#### [WRITTEN EXERCISE]
Copy all of the material word for word, except for the pictures.

# # # #

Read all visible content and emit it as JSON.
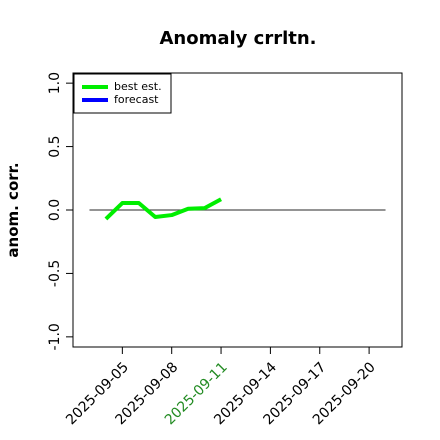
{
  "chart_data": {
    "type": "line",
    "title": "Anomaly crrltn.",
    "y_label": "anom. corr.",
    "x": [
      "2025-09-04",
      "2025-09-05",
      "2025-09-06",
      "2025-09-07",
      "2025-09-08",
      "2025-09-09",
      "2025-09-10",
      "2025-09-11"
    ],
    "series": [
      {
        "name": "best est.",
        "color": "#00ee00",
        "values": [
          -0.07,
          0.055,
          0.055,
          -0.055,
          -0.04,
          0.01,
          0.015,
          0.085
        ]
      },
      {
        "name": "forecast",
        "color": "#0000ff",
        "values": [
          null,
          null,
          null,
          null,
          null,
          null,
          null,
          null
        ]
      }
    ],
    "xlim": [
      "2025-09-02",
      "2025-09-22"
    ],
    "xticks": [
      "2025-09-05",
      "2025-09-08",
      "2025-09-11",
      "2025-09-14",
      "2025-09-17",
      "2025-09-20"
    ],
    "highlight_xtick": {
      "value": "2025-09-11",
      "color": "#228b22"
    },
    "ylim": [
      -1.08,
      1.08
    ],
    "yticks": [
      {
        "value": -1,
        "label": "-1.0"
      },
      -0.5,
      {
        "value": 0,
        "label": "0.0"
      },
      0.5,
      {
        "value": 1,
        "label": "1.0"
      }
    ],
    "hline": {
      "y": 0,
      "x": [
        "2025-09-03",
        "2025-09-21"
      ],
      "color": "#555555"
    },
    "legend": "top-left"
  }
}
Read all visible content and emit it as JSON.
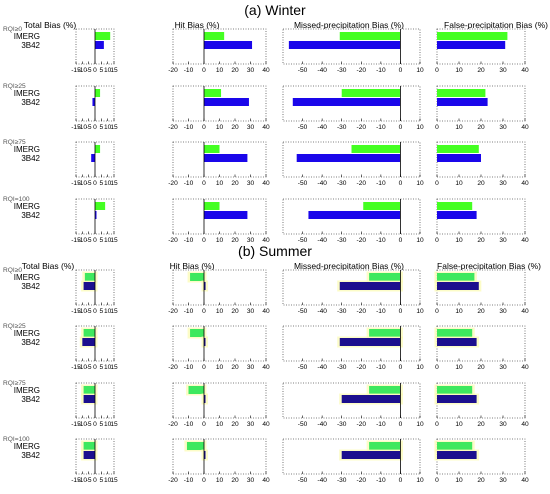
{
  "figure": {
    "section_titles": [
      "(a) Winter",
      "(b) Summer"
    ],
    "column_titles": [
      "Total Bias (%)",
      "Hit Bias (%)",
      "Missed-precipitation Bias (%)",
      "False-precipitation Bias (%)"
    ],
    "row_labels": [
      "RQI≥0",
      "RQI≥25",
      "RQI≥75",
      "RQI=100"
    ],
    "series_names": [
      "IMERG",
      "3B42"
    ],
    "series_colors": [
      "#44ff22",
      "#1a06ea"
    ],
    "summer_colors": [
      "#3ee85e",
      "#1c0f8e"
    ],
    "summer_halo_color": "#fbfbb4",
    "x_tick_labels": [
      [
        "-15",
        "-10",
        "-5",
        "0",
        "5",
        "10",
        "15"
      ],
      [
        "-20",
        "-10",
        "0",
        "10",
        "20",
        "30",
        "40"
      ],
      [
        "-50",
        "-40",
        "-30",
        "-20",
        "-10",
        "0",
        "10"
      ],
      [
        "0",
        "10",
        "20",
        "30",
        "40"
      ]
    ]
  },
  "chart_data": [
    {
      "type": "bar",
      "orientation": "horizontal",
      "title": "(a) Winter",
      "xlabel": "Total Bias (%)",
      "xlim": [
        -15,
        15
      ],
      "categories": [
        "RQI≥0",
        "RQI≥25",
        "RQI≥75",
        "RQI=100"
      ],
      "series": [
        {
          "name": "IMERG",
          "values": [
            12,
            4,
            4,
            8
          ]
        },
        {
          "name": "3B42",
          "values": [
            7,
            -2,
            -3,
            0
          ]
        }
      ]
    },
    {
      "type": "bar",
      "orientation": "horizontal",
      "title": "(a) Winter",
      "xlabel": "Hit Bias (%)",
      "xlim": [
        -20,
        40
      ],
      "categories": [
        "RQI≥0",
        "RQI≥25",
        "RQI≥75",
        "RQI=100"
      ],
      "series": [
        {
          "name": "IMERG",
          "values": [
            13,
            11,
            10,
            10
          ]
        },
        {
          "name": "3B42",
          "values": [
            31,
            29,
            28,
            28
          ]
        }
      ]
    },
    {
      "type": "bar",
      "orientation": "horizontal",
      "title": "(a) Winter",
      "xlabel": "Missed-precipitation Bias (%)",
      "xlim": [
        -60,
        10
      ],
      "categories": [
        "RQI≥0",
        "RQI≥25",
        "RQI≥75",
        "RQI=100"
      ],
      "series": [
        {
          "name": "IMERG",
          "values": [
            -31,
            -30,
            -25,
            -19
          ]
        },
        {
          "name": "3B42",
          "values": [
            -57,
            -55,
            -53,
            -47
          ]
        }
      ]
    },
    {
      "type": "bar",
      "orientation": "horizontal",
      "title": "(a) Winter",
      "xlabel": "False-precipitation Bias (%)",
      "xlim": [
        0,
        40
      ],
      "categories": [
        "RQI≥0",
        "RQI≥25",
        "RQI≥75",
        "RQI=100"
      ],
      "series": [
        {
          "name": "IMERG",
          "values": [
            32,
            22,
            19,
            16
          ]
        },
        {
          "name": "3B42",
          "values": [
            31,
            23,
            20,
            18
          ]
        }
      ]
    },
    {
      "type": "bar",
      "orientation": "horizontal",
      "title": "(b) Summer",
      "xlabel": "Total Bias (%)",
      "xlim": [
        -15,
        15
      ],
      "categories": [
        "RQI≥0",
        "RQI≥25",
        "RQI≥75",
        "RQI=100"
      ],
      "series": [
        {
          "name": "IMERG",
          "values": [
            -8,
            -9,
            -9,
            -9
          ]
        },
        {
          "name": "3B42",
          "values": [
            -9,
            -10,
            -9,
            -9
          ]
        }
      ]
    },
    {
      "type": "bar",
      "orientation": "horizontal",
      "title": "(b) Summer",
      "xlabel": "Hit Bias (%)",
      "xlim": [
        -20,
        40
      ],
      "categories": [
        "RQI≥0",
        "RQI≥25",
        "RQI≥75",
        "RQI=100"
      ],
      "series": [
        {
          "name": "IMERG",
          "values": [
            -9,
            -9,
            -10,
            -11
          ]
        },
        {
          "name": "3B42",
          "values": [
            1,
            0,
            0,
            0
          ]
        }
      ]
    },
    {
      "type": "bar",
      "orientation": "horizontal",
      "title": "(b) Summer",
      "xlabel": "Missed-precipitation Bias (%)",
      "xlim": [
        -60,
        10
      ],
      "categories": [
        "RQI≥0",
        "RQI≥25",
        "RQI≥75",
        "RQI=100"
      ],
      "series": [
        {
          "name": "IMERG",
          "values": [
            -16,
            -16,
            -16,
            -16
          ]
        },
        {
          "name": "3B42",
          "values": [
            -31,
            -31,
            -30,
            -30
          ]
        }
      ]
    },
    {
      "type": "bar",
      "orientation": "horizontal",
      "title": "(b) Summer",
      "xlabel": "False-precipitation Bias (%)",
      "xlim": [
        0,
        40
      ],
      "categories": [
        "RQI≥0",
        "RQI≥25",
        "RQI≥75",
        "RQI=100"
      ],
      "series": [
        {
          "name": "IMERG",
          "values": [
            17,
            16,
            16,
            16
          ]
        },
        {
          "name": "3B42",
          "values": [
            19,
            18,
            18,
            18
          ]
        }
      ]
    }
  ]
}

# # # #

#### [COMPLETED EXERCISE]
Read all visible content and emit it as JSON.
{
  "chart_data": {
    "type": "line",
    "title": "Anomaly crrltn.",
    "y_label": "anom. corr.",
    "x": [
      "2025-09-04",
      "2025-09-05",
      "2025-09-06",
      "2025-09-07",
      "2025-09-08",
      "2025-09-09",
      "2025-09-10",
      "2025-09-11"
    ],
    "series": [
      {
        "name": "best est.",
        "color": "#00ee00",
        "values": [
          -0.07,
          0.055,
          0.055,
          -0.055,
          -0.04,
          0.01,
          0.015,
          0.085
        ]
      },
      {
        "name": "forecast",
        "color": "#0000ff",
        "values": [
          null,
          null,
          null,
          null,
          null,
          null,
          null,
          null
        ]
      }
    ],
    "xlim": [
      "2025-09-02",
      "2025-09-22"
    ],
    "xticks": [
      "2025-09-05",
      "2025-09-08",
      "2025-09-11",
      "2025-09-14",
      "2025-09-17",
      "2025-09-20"
    ],
    "highlight_xtick": {
      "value": "2025-09-11",
      "color": "#228b22"
    },
    "ylim": [
      -1.08,
      1.08
    ],
    "yticks": [
      {
        "value": -1,
        "label": "-1.0"
      },
      -0.5,
      {
        "value": 0,
        "label": "0.0"
      },
      0.5,
      {
        "value": 1,
        "label": "1.0"
      }
    ],
    "hline": {
      "y": 0,
      "x": [
        "2025-09-03",
        "2025-09-21"
      ],
      "color": "#555555"
    },
    "legend": "top-left"
  }
}
Read all visible content and emit it as JSON.
{
  "figure": {
    "section_titles": [
      "(a) Winter",
      "(b) Summer"
    ],
    "column_titles": [
      "Total Bias (%)",
      "Hit Bias (%)",
      "Missed-precipitation Bias (%)",
      "False-precipitation Bias (%)"
    ],
    "row_labels": [
      "RQI≥0",
      "RQI≥25",
      "RQI≥75",
      "RQI=100"
    ],
    "series_names": [
      "IMERG",
      "3B42"
    ],
    "series_colors": [
      "#44ff22",
      "#1a06ea"
    ],
    "summer_colors": [
      "#3ee85e",
      "#1c0f8e"
    ],
    "summer_halo_color": "#fbfbb4",
    "x_tick_labels": [
      [
        "-15",
        "-10",
        "-5",
        "0",
        "5",
        "10",
        "15"
      ],
      [
        "-20",
        "-10",
        "0",
        "10",
        "20",
        "30",
        "40"
      ],
      [
        "-50",
        "-40",
        "-30",
        "-20",
        "-10",
        "0",
        "10"
      ],
      [
        "0",
        "10",
        "20",
        "30",
        "40"
      ]
    ]
  },
  "chart_data": [
    {
      "type": "bar",
      "orientation": "horizontal",
      "title": "(a) Winter",
      "xlabel": "Total Bias (%)",
      "xlim": [
        -15,
        15
      ],
      "categories": [
        "RQI≥0",
        "RQI≥25",
        "RQI≥75",
        "RQI=100"
      ],
      "series": [
        {
          "name": "IMERG",
          "values": [
            12,
            4,
            4,
            8
          ]
        },
        {
          "name": "3B42",
          "values": [
            7,
            -2,
            -3,
            0
          ]
        }
      ]
    },
    {
      "type": "bar",
      "orientation": "horizontal",
      "title": "(a) Winter",
      "xlabel": "Hit Bias (%)",
      "xlim": [
        -20,
        40
      ],
      "categories": [
        "RQI≥0",
        "RQI≥25",
        "RQI≥75",
        "RQI=100"
      ],
      "series": [
        {
          "name": "IMERG",
          "values": [
            13,
            11,
            10,
            10
          ]
        },
        {
          "name": "3B42",
          "values": [
            31,
            29,
            28,
            28
          ]
        }
      ]
    },
    {
      "type": "bar",
      "orientation": "horizontal",
      "title": "(a) Winter",
      "xlabel": "Missed-precipitation Bias (%)",
      "xlim": [
        -60,
        10
      ],
      "categories": [
        "RQI≥0",
        "RQI≥25",
        "RQI≥75",
        "RQI=100"
      ],
      "series": [
        {
          "name": "IMERG",
          "values": [
            -31,
            -30,
            -25,
            -19
          ]
        },
        {
          "name": "3B42",
          "values": [
            -57,
            -55,
            -53,
            -47
          ]
        }
      ]
    },
    {
      "type": "bar",
      "orientation": "horizontal",
      "title": "(a) Winter",
      "xlabel": "False-precipitation Bias (%)",
      "xlim": [
        0,
        40
      ],
      "categories": [
        "RQI≥0",
        "RQI≥25",
        "RQI≥75",
        "RQI=100"
      ],
      "series": [
        {
          "name": "IMERG",
          "values": [
            32,
            22,
            19,
            16
          ]
        },
        {
          "name": "3B42",
          "values": [
            31,
            23,
            20,
            18
          ]
        }
      ]
    },
    {
      "type": "bar",
      "orientation": "horizontal",
      "title": "(b) Summer",
      "xlabel": "Total Bias (%)",
      "xlim": [
        -15,
        15
      ],
      "categories": [
        "RQI≥0",
        "RQI≥25",
        "RQI≥75",
        "RQI=100"
      ],
      "series": [
        {
          "name": "IMERG",
          "values": [
            -8,
            -9,
            -9,
            -9
          ]
        },
        {
          "name": "3B42",
          "values": [
            -9,
            -10,
            -9,
            -9
          ]
        }
      ]
    },
    {
      "type": "bar",
      "orientation": "horizontal",
      "title": "(b) Summer",
      "xlabel": "Hit Bias (%)",
      "xlim": [
        -20,
        40
      ],
      "categories": [
        "RQI≥0",
        "RQI≥25",
        "RQI≥75",
        "RQI=100"
      ],
      "series": [
        {
          "name": "IMERG",
          "values": [
            -9,
            -9,
            -10,
            -11
          ]
        },
        {
          "name": "3B42",
          "values": [
            1,
            0,
            0,
            0
          ]
        }
      ]
    },
    {
      "type": "bar",
      "orientation": "horizontal",
      "title": "(b) Summer",
      "xlabel": "Missed-precipitation Bias (%)",
      "xlim": [
        -60,
        10
      ],
      "categories": [
        "RQI≥0",
        "RQI≥25",
        "RQI≥75",
        "RQI=100"
      ],
      "series": [
        {
          "name": "IMERG",
          "values": [
            -16,
            -16,
            -16,
            -16
          ]
        },
        {
          "name": "3B42",
          "values": [
            -31,
            -31,
            -30,
            -30
          ]
        }
      ]
    },
    {
      "type": "bar",
      "orientation": "horizontal",
      "title": "(b) Summer",
      "xlabel": "False-precipitation Bias (%)",
      "xlim": [
        0,
        40
      ],
      "categories": [
        "RQI≥0",
        "RQI≥25",
        "RQI≥75",
        "RQI=100"
      ],
      "series": [
        {
          "name": "IMERG",
          "values": [
            17,
            16,
            16,
            16
          ]
        },
        {
          "name": "3B42",
          "values": [
            19,
            18,
            18,
            18
          ]
        }
      ]
    }
  ]
}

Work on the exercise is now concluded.